→ Instruction: Reproduce the data below word for word, starting at the line that contains "airy-disk — [1334, 909, 1360, 943]" and ending after the line that contains "info-details: 2024/1/23 Units".

>> begin Raw records

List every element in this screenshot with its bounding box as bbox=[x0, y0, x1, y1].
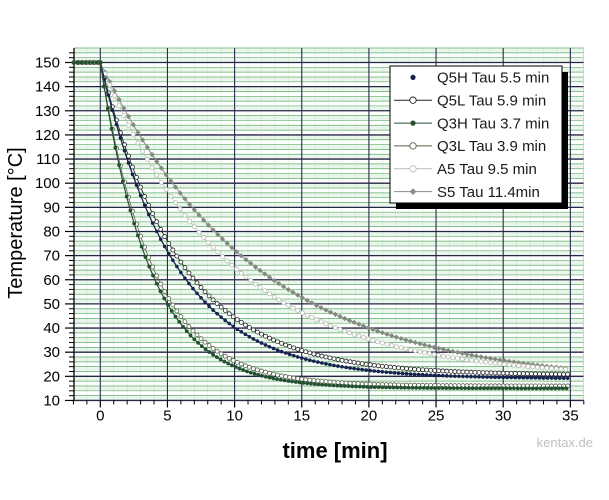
svg-text:150: 150 bbox=[35, 55, 60, 72]
svg-text:30: 30 bbox=[495, 408, 512, 425]
svg-text:35: 35 bbox=[562, 408, 579, 425]
svg-text:110: 110 bbox=[36, 151, 60, 168]
svg-text:10: 10 bbox=[226, 408, 243, 425]
svg-text:120: 120 bbox=[35, 127, 60, 144]
svg-text:80: 80 bbox=[43, 224, 60, 241]
svg-text:kentax.de: kentax.de bbox=[537, 435, 593, 450]
svg-text:5: 5 bbox=[163, 408, 171, 425]
svg-text:140: 140 bbox=[35, 79, 60, 96]
svg-text:25: 25 bbox=[428, 408, 445, 425]
svg-text:Q3H Tau 3.7 min: Q3H Tau 3.7 min bbox=[437, 115, 549, 132]
svg-text:60: 60 bbox=[43, 272, 60, 289]
svg-text:Q5L Tau 5.9 min: Q5L Tau 5.9 min bbox=[437, 93, 546, 110]
svg-text:10: 10 bbox=[43, 393, 60, 410]
svg-text:15: 15 bbox=[293, 408, 310, 425]
svg-text:100: 100 bbox=[35, 175, 60, 192]
svg-text:20: 20 bbox=[43, 368, 60, 385]
svg-text:90: 90 bbox=[43, 199, 60, 216]
svg-text:30: 30 bbox=[43, 344, 60, 361]
svg-text:Q3L Tau 3.9 min: Q3L Tau 3.9 min bbox=[437, 138, 546, 155]
svg-text:Q5H Tau 5.5 min: Q5H Tau 5.5 min bbox=[437, 70, 549, 87]
svg-text:time [min]: time [min] bbox=[282, 438, 387, 463]
svg-text:S5 Tau 11.4min: S5 Tau 11.4min bbox=[437, 184, 540, 201]
svg-text:130: 130 bbox=[35, 103, 60, 120]
svg-text:0: 0 bbox=[96, 408, 104, 425]
svg-text:70: 70 bbox=[43, 248, 60, 265]
svg-text:Temperature [°C]: Temperature [°C] bbox=[5, 147, 27, 298]
svg-text:50: 50 bbox=[43, 296, 60, 313]
svg-text:40: 40 bbox=[43, 320, 60, 337]
svg-text:A5 Tau 9.5 min: A5 Tau 9.5 min bbox=[437, 161, 537, 178]
svg-text:20: 20 bbox=[361, 408, 378, 425]
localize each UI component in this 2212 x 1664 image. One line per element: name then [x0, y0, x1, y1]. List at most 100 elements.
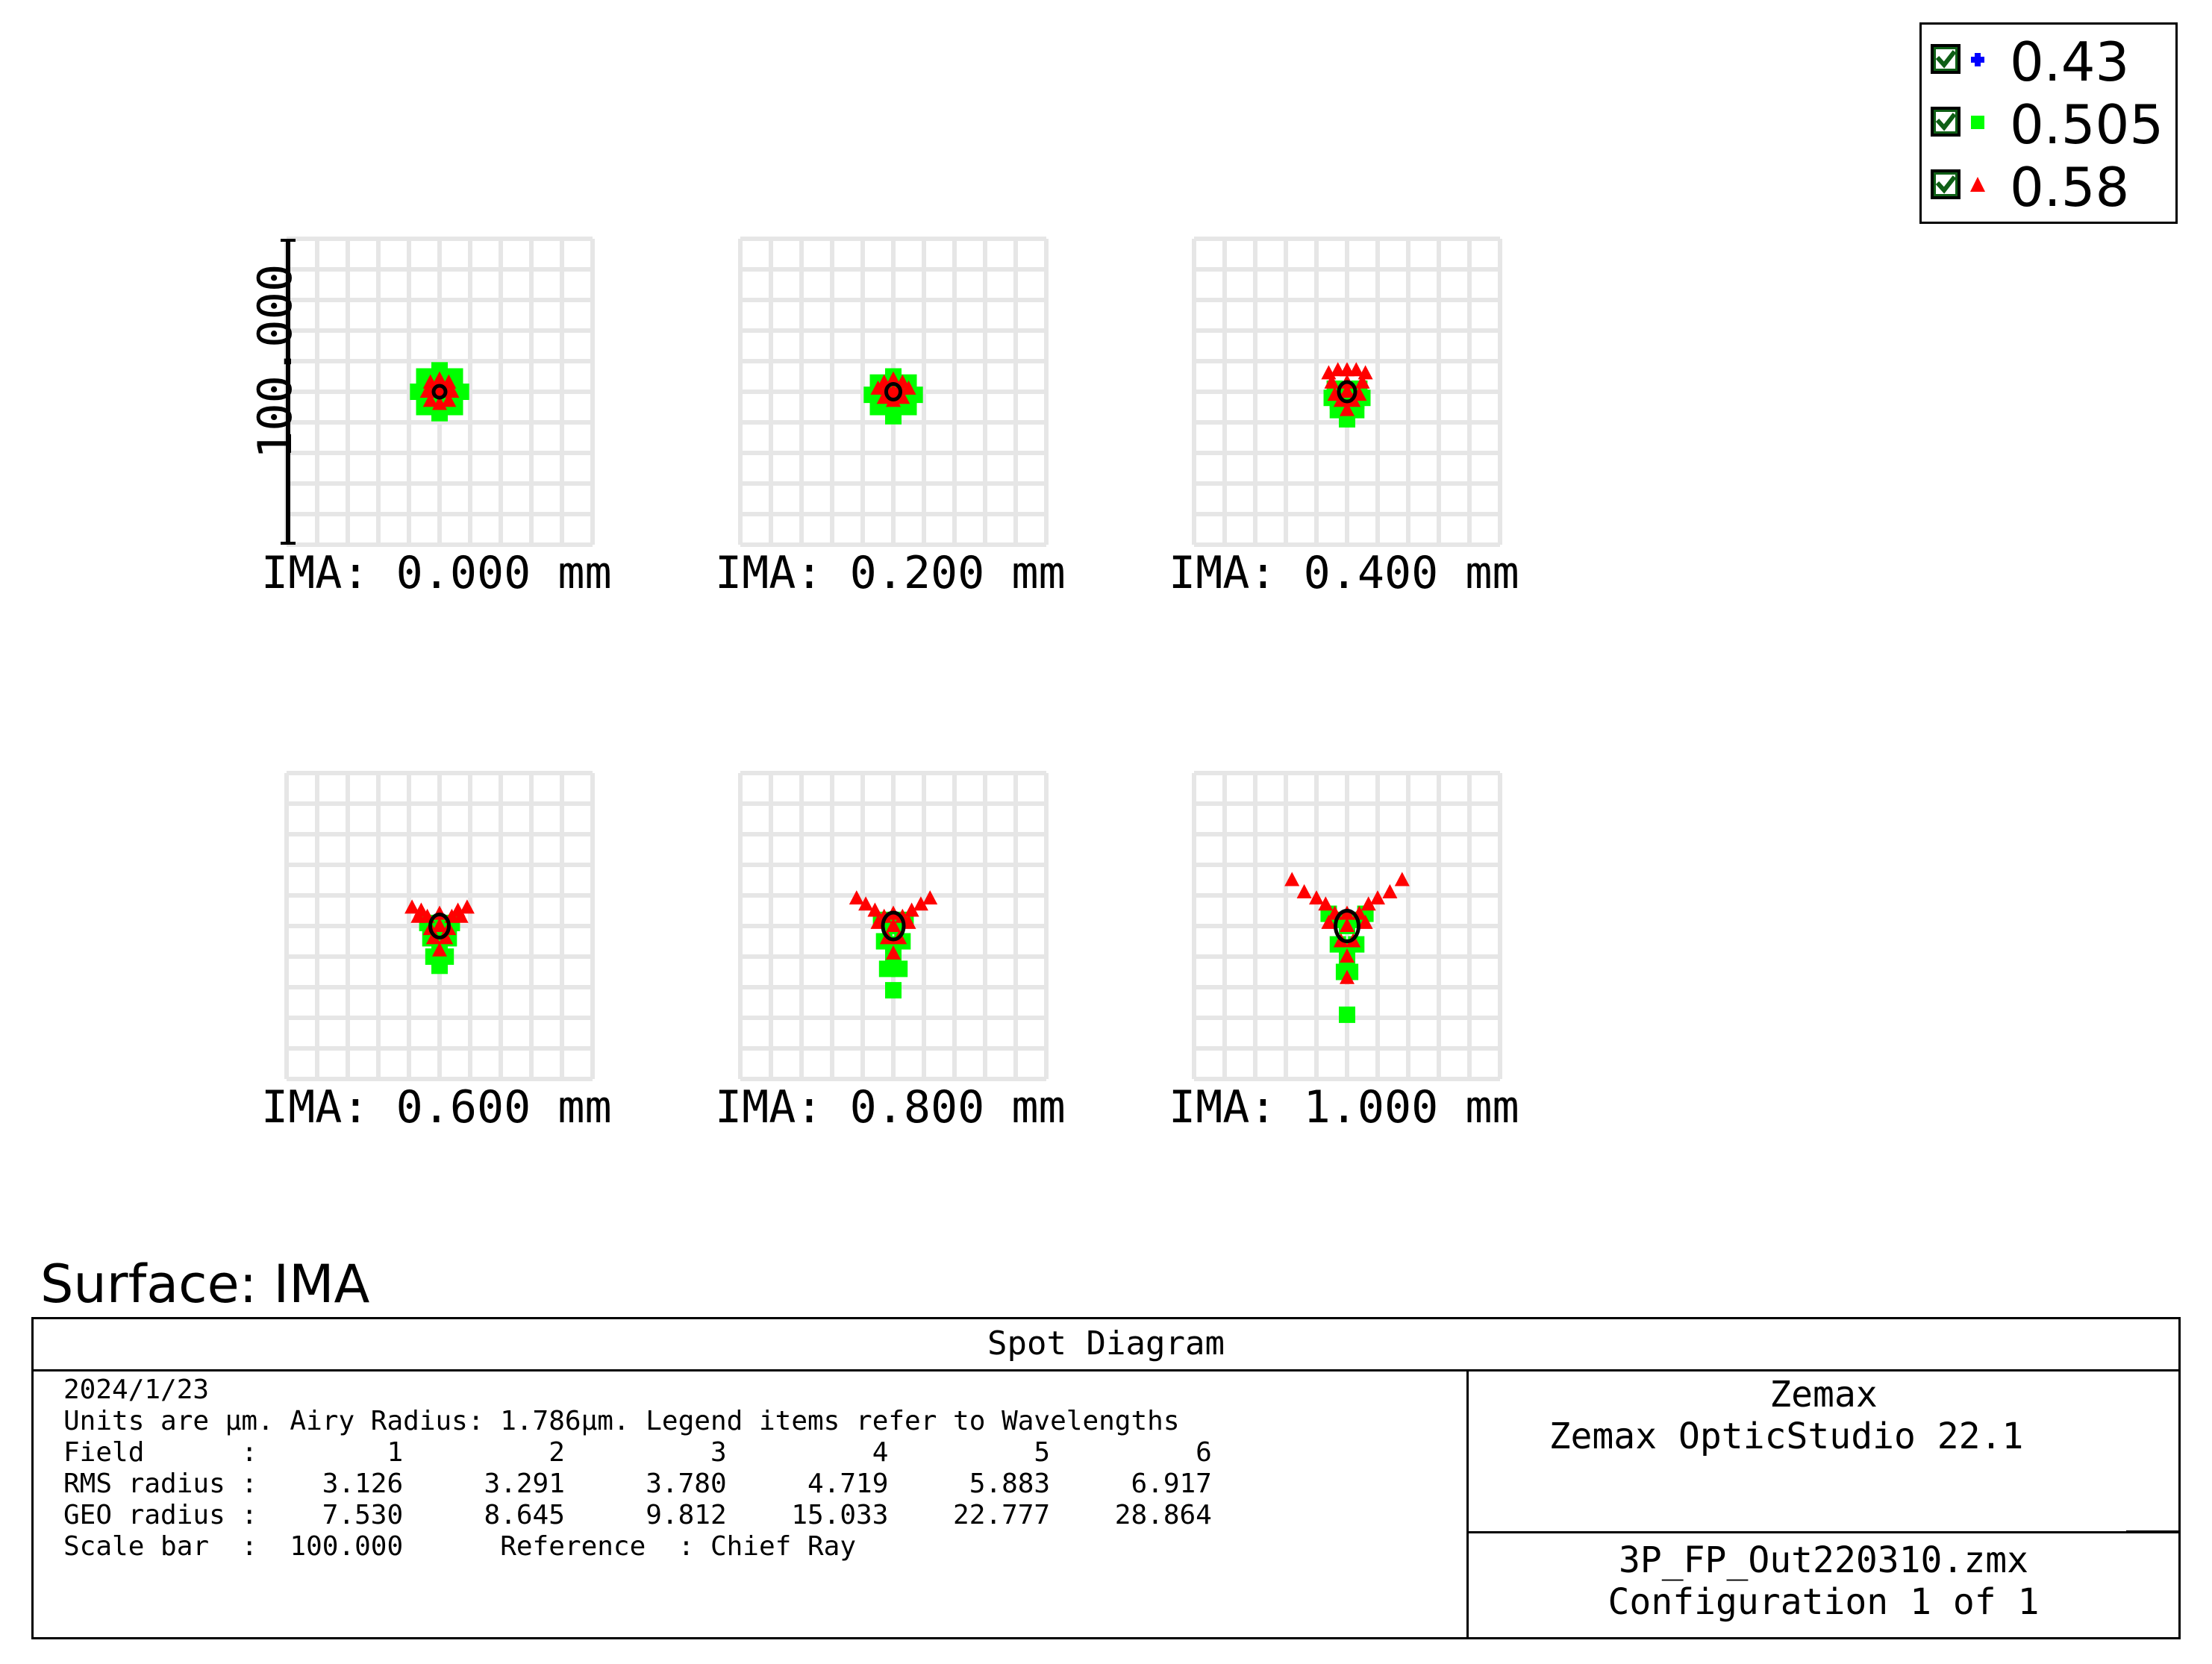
airy-disk — [1334, 909, 1360, 943]
spot-point — [1340, 384, 1355, 398]
airy-disk — [881, 910, 906, 942]
company-name: Zemax — [1769, 1374, 1878, 1416]
spot-point — [1321, 914, 1337, 929]
spot-panel: IMA: 1.000 mm — [1169, 771, 1519, 1133]
spot-point — [453, 908, 469, 923]
spot-point — [886, 945, 901, 960]
spot-panel: IMA: 0.400 mm — [1169, 237, 1519, 599]
legend-item[interactable]: 0.43 — [1922, 29, 2175, 93]
panel-label: IMA: 0.200 mm — [715, 547, 1066, 599]
legend-item[interactable]: 0.58 — [1922, 154, 2175, 219]
info-field-row: Field : 1 2 3 4 5 6 — [63, 1437, 1212, 1468]
info-date: 2024/1/23 — [63, 1374, 210, 1405]
spot-point — [459, 899, 475, 914]
spot-panel: IMA: 0.800 mm — [715, 771, 1066, 1133]
spot-point — [1296, 883, 1312, 898]
spot-diagram-figure: IMA: 0.000 mm IMA: 0.200 mm IMA: 0.400 mm I… — [248, 237, 1519, 1133]
spot-point — [410, 908, 426, 923]
spot-point — [404, 899, 420, 914]
panel-label: IMA: 0.400 mm — [1169, 547, 1519, 599]
spot-point — [432, 918, 447, 932]
panel-grid — [738, 237, 1049, 547]
panel-grid — [284, 237, 595, 547]
spot-point — [849, 890, 864, 905]
panel-grid — [1192, 237, 1502, 547]
spot-point — [904, 902, 919, 917]
info-box: Spot Diagram 2024/1/23 Units are μm. Air… — [31, 1317, 2181, 1639]
spot-point — [886, 371, 901, 386]
info-details: 2024/1/23 Units are μm. Airy Radius: 1.7… — [63, 1374, 1481, 1563]
info-scale-row: Scale bar : 100.000 Reference : Chief Ra… — [63, 1531, 857, 1562]
info-software: Zemax Zemax OpticStudio 22.1 — [1469, 1369, 2178, 1533]
spot-point — [432, 371, 447, 386]
panel-label: IMA: 0.600 mm — [261, 1081, 612, 1133]
divider — [2126, 1530, 2178, 1533]
spot-point — [1360, 896, 1376, 911]
spot-point — [432, 942, 447, 957]
product-name: Zemax OpticStudio 22.1 — [1549, 1416, 2024, 1457]
triangle-marker-icon — [1970, 177, 1985, 192]
spot-panel: IMA: 0.000 mm — [261, 237, 612, 599]
legend-label: 0.43 — [2010, 31, 2130, 93]
legend-label: 0.505 — [2010, 93, 2164, 156]
spot-panel: IMA: 0.600 mm — [261, 771, 612, 1133]
checkbox-checked-icon[interactable] — [1931, 169, 1961, 199]
spot-point — [1355, 374, 1370, 389]
spot-point — [1284, 872, 1300, 886]
spot-point — [1309, 890, 1324, 905]
spot-point — [1340, 905, 1355, 920]
airy-disk — [431, 384, 448, 400]
info-file: 3P_FP_Out220310.zmx Configuration 1 of 1 — [1469, 1533, 2178, 1637]
spot-point — [1382, 883, 1398, 898]
spot-point — [867, 902, 883, 917]
spot-point — [1340, 948, 1355, 963]
spot-point — [886, 918, 901, 932]
file-name: 3P_FP_Out220310.zmx — [1618, 1539, 2029, 1581]
info-geo-row: GEO radius : 7.530 8.645 9.812 15.033 22… — [63, 1500, 1212, 1530]
airy-disk — [428, 913, 451, 939]
spot-point — [1340, 969, 1355, 984]
spot-panels: IMA: 0.000 mm IMA: 0.200 mm IMA: 0.400 mm I… — [261, 237, 1519, 1133]
panel-label: IMA: 0.800 mm — [715, 1081, 1066, 1133]
spot-point — [1330, 362, 1346, 377]
legend-item[interactable]: 0.505 — [1922, 92, 2175, 156]
spot-point — [1339, 1006, 1355, 1023]
legend-label: 0.58 — [2010, 156, 2130, 219]
scale-bar: 100.000 — [248, 239, 302, 545]
square-marker-icon — [1971, 116, 1984, 129]
surface-title: Surface: IMA — [40, 1254, 370, 1315]
spot-point — [1349, 362, 1364, 377]
spot-point — [1318, 896, 1334, 911]
spot-point — [858, 896, 874, 911]
spot-point — [876, 390, 892, 404]
info-title: Spot Diagram — [34, 1319, 2178, 1371]
legend: 0.43 0.505 0.58 — [1919, 22, 2178, 224]
spot-point — [891, 960, 908, 978]
airy-disk — [1337, 380, 1357, 404]
scale-bar-label: 100.000 — [248, 264, 302, 459]
info-units: Units are μm. Airy Radius: 1.786μm. Lege… — [63, 1406, 1180, 1436]
spot-point — [1340, 918, 1355, 932]
spot-point — [1370, 890, 1385, 905]
spot-point — [422, 392, 438, 407]
spot-point — [1394, 872, 1410, 886]
spot-point — [1357, 914, 1373, 929]
spot-point — [922, 890, 938, 905]
spot-point — [913, 896, 928, 911]
spot-point — [885, 982, 902, 999]
airy-disk — [884, 382, 902, 401]
spot-point — [1324, 374, 1340, 389]
checkbox-checked-icon[interactable] — [1931, 107, 1961, 137]
spot-point — [441, 392, 457, 407]
plus-marker-icon — [1971, 53, 1984, 66]
info-rms-row: RMS radius : 3.126 3.291 3.780 4.719 5.8… — [63, 1468, 1212, 1499]
spot-point — [895, 390, 910, 404]
panel-label: IMA: 1.000 mm — [1169, 1081, 1519, 1133]
checkbox-checked-icon[interactable] — [1931, 44, 1961, 74]
configuration-label: Configuration 1 of 1 — [1608, 1581, 2040, 1623]
info-right-panel: Zemax Zemax OpticStudio 22.1 3P_FP_Out22… — [1466, 1369, 2178, 1637]
spot-panel: IMA: 0.200 mm — [715, 237, 1066, 599]
spot-point — [1340, 401, 1355, 416]
panel-grid — [1192, 771, 1502, 1081]
panel-label: IMA: 0.000 mm — [261, 547, 612, 599]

>> end Raw records

→ Output of the exercise:
airy-disk — [1334, 909, 1360, 943]
spot-point — [1340, 384, 1355, 398]
airy-disk — [881, 910, 906, 942]
company-name: Zemax — [1769, 1374, 1878, 1416]
spot-point — [1321, 914, 1337, 929]
spot-panel: IMA: 1.000 mm — [1169, 771, 1519, 1133]
spot-point — [453, 908, 469, 923]
spot-point — [886, 945, 901, 960]
spot-panel: IMA: 0.400 mm — [1169, 237, 1519, 599]
legend-item[interactable]: 0.43 — [1922, 29, 2175, 93]
panel-label: IMA: 0.200 mm — [715, 547, 1066, 599]
legend-item[interactable]: 0.58 — [1922, 154, 2175, 219]
info-field-row: Field : 1 2 3 4 5 6 — [63, 1437, 1212, 1468]
info-date: 2024/1/23 — [63, 1374, 210, 1405]
spot-point — [459, 899, 475, 914]
spot-panel: IMA: 0.800 mm — [715, 771, 1066, 1133]
spot-point — [1296, 883, 1312, 898]
spot-diagram-figure: IMA: 0.000 mm IMA: 0.200 mm IMA: 0.400 mm I… — [248, 237, 1519, 1133]
spot-point — [410, 908, 426, 923]
spot-point — [404, 899, 420, 914]
panel-label: IMA: 0.400 mm — [1169, 547, 1519, 599]
spot-point — [432, 918, 447, 932]
panel-grid — [738, 237, 1049, 547]
panel-grid — [284, 237, 595, 547]
spot-point — [849, 890, 864, 905]
panel-grid — [1192, 237, 1502, 547]
spot-point — [904, 902, 919, 917]
info-box: Spot Diagram 2024/1/23 Units are μm. Air… — [31, 1317, 2181, 1639]
spot-point — [886, 371, 901, 386]
info-details: 2024/1/23 Units are μm. Airy Radius: 1.7… — [63, 1374, 1481, 1563]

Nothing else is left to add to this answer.